Reproduce every entry exactly as shown.

[Collected data]
------

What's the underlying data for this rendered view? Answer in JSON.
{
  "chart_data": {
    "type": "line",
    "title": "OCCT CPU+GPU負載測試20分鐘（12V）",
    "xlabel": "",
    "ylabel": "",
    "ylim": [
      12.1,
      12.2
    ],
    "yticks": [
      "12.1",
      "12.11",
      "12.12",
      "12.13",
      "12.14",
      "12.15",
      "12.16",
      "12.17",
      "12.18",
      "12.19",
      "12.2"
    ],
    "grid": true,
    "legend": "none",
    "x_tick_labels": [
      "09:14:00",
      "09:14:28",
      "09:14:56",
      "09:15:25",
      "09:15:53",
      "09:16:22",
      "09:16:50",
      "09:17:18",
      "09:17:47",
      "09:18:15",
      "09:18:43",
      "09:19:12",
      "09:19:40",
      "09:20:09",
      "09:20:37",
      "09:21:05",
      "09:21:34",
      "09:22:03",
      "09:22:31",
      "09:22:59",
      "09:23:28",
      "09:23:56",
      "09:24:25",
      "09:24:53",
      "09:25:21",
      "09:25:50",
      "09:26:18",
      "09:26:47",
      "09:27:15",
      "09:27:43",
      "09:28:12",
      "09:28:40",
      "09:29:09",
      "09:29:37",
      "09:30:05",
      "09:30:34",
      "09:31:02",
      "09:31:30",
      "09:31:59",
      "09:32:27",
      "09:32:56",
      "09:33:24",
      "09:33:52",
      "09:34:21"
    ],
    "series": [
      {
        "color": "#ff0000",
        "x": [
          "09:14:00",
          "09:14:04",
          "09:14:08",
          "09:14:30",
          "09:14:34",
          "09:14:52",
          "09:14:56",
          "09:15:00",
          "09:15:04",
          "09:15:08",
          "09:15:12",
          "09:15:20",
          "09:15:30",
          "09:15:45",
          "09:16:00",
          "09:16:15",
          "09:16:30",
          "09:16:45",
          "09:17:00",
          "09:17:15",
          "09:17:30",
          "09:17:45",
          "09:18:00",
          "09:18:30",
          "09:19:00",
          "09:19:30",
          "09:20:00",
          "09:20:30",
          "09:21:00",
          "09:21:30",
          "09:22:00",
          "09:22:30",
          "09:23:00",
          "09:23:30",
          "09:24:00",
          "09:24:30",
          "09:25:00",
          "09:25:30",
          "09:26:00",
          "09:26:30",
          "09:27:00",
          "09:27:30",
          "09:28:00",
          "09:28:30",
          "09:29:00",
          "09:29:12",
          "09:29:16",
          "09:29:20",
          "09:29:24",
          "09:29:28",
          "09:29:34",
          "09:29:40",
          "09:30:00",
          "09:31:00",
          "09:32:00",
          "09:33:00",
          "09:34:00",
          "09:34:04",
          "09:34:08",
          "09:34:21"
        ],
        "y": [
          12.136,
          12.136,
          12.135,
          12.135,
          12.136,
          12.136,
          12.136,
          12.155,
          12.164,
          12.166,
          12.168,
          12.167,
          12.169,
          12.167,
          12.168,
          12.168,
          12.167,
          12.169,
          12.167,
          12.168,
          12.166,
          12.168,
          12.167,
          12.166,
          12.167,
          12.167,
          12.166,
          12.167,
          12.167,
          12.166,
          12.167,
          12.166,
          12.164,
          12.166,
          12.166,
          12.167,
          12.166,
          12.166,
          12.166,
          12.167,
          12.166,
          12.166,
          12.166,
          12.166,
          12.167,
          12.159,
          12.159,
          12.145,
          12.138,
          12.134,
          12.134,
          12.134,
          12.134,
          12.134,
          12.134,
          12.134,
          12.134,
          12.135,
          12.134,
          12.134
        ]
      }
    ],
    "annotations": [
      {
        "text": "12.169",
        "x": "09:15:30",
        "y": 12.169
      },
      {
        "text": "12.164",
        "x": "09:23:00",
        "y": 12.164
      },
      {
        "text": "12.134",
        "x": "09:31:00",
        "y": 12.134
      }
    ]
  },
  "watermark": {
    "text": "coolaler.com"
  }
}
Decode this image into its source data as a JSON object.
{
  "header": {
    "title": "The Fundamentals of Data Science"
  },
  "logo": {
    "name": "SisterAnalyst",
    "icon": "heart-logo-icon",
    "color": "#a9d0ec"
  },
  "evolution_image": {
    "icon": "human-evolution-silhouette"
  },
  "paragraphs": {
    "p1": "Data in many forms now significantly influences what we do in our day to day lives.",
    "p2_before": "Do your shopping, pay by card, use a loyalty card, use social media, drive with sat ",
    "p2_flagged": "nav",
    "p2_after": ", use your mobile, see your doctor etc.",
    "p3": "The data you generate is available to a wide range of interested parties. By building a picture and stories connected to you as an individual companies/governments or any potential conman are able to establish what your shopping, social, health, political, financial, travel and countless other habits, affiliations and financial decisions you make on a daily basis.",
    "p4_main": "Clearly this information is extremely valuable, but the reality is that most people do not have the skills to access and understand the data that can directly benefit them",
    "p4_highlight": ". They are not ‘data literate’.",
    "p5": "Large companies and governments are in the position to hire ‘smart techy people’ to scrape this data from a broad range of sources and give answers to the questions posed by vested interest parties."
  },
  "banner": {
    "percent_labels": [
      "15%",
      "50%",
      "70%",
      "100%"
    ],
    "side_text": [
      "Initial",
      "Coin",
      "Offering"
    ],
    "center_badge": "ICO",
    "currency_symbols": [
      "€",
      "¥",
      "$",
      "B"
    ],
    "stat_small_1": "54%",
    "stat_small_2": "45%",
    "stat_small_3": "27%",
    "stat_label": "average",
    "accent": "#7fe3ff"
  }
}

------

COMPLETED TASK
What's the underlying data for this rendered view? Answer in JSON.
{
  "chart_data": {
    "type": "line",
    "title": "OCCT CPU+GPU負載測試20分鐘（12V）",
    "xlabel": "",
    "ylabel": "",
    "ylim": [
      12.1,
      12.2
    ],
    "yticks": [
      "12.1",
      "12.11",
      "12.12",
      "12.13",
      "12.14",
      "12.15",
      "12.16",
      "12.17",
      "12.18",
      "12.19",
      "12.2"
    ],
    "grid": true,
    "legend": "none",
    "x_tick_labels": [
      "09:14:00",
      "09:14:28",
      "09:14:56",
      "09:15:25",
      "09:15:53",
      "09:16:22",
      "09:16:50",
      "09:17:18",
      "09:17:47",
      "09:18:15",
      "09:18:43",
      "09:19:12",
      "09:19:40",
      "09:20:09",
      "09:20:37",
      "09:21:05",
      "09:21:34",
      "09:22:03",
      "09:22:31",
      "09:22:59",
      "09:23:28",
      "09:23:56",
      "09:24:25",
      "09:24:53",
      "09:25:21",
      "09:25:50",
      "09:26:18",
      "09:26:47",
      "09:27:15",
      "09:27:43",
      "09:28:12",
      "09:28:40",
      "09:29:09",
      "09:29:37",
      "09:30:05",
      "09:30:34",
      "09:31:02",
      "09:31:30",
      "09:31:59",
      "09:32:27",
      "09:32:56",
      "09:33:24",
      "09:33:52",
      "09:34:21"
    ],
    "series": [
      {
        "color": "#ff0000",
        "x": [
          "09:14:00",
          "09:14:04",
          "09:14:08",
          "09:14:30",
          "09:14:34",
          "09:14:52",
          "09:14:56",
          "09:15:00",
          "09:15:04",
          "09:15:08",
          "09:15:12",
          "09:15:20",
          "09:15:30",
          "09:15:45",
          "09:16:00",
          "09:16:15",
          "09:16:30",
          "09:16:45",
          "09:17:00",
          "09:17:15",
          "09:17:30",
          "09:17:45",
          "09:18:00",
          "09:18:30",
          "09:19:00",
          "09:19:30",
          "09:20:00",
          "09:20:30",
          "09:21:00",
          "09:21:30",
          "09:22:00",
          "09:22:30",
          "09:23:00",
          "09:23:30",
          "09:24:00",
          "09:24:30",
          "09:25:00",
          "09:25:30",
          "09:26:00",
          "09:26:30",
          "09:27:00",
          "09:27:30",
          "09:28:00",
          "09:28:30",
          "09:29:00",
          "09:29:12",
          "09:29:16",
          "09:29:20",
          "09:29:24",
          "09:29:28",
          "09:29:34",
          "09:29:40",
          "09:30:00",
          "09:31:00",
          "09:32:00",
          "09:33:00",
          "09:34:00",
          "09:34:04",
          "09:34:08",
          "09:34:21"
        ],
        "y": [
          12.136,
          12.136,
          12.135,
          12.135,
          12.136,
          12.136,
          12.136,
          12.155,
          12.164,
          12.166,
          12.168,
          12.167,
          12.169,
          12.167,
          12.168,
          12.168,
          12.167,
          12.169,
          12.167,
          12.168,
          12.166,
          12.168,
          12.167,
          12.166,
          12.167,
          12.167,
          12.166,
          12.167,
          12.167,
          12.166,
          12.167,
          12.166,
          12.164,
          12.166,
          12.166,
          12.167,
          12.166,
          12.166,
          12.166,
          12.167,
          12.166,
          12.166,
          12.166,
          12.166,
          12.167,
          12.159,
          12.159,
          12.145,
          12.138,
          12.134,
          12.134,
          12.134,
          12.134,
          12.134,
          12.134,
          12.134,
          12.134,
          12.135,
          12.134,
          12.134
        ]
      }
    ],
    "annotations": [
      {
        "text": "12.169",
        "x": "09:15:30",
        "y": 12.169
      },
      {
        "text": "12.164",
        "x": "09:23:00",
        "y": 12.164
      },
      {
        "text": "12.134",
        "x": "09:31:00",
        "y": 12.134
      }
    ]
  },
  "watermark": {
    "text": "coolaler.com"
  }
}
Decode this image into its source data as a JSON object.
{
  "header": {
    "title": "The Fundamentals of Data Science"
  },
  "logo": {
    "name": "SisterAnalyst",
    "icon": "heart-logo-icon",
    "color": "#a9d0ec"
  },
  "evolution_image": {
    "icon": "human-evolution-silhouette"
  },
  "paragraphs": {
    "p1": "Data in many forms now significantly influences what we do in our day to day lives.",
    "p2_before": "Do your shopping, pay by card, use a loyalty card, use social media, drive with sat ",
    "p2_flagged": "nav",
    "p2_after": ", use your mobile, see your doctor etc.",
    "p3": "The data you generate is available to a wide range of interested parties. By building a picture and stories connected to you as an individual companies/governments or any potential conman are able to establish what your shopping, social, health, political, financial, travel and countless other habits, affiliations and financial decisions you make on a daily basis.",
    "p4_main": "Clearly this information is extremely valuable, but the reality is that most people do not have the skills to access and understand the data that can directly benefit them",
    "p4_highlight": ". They are not ‘data literate’.",
    "p5": "Large companies and governments are in the position to hire ‘smart techy people’ to scrape this data from a broad range of sources and give answers to the questions posed by vested interest parties."
  },
  "banner": {
    "percent_labels": [
      "15%",
      "50%",
      "70%",
      "100%"
    ],
    "side_text": [
      "Initial",
      "Coin",
      "Offering"
    ],
    "center_badge": "ICO",
    "currency_symbols": [
      "€",
      "¥",
      "$",
      "B"
    ],
    "stat_small_1": "54%",
    "stat_small_2": "45%",
    "stat_small_3": "27%",
    "stat_label": "average",
    "accent": "#7fe3ff"
  }
}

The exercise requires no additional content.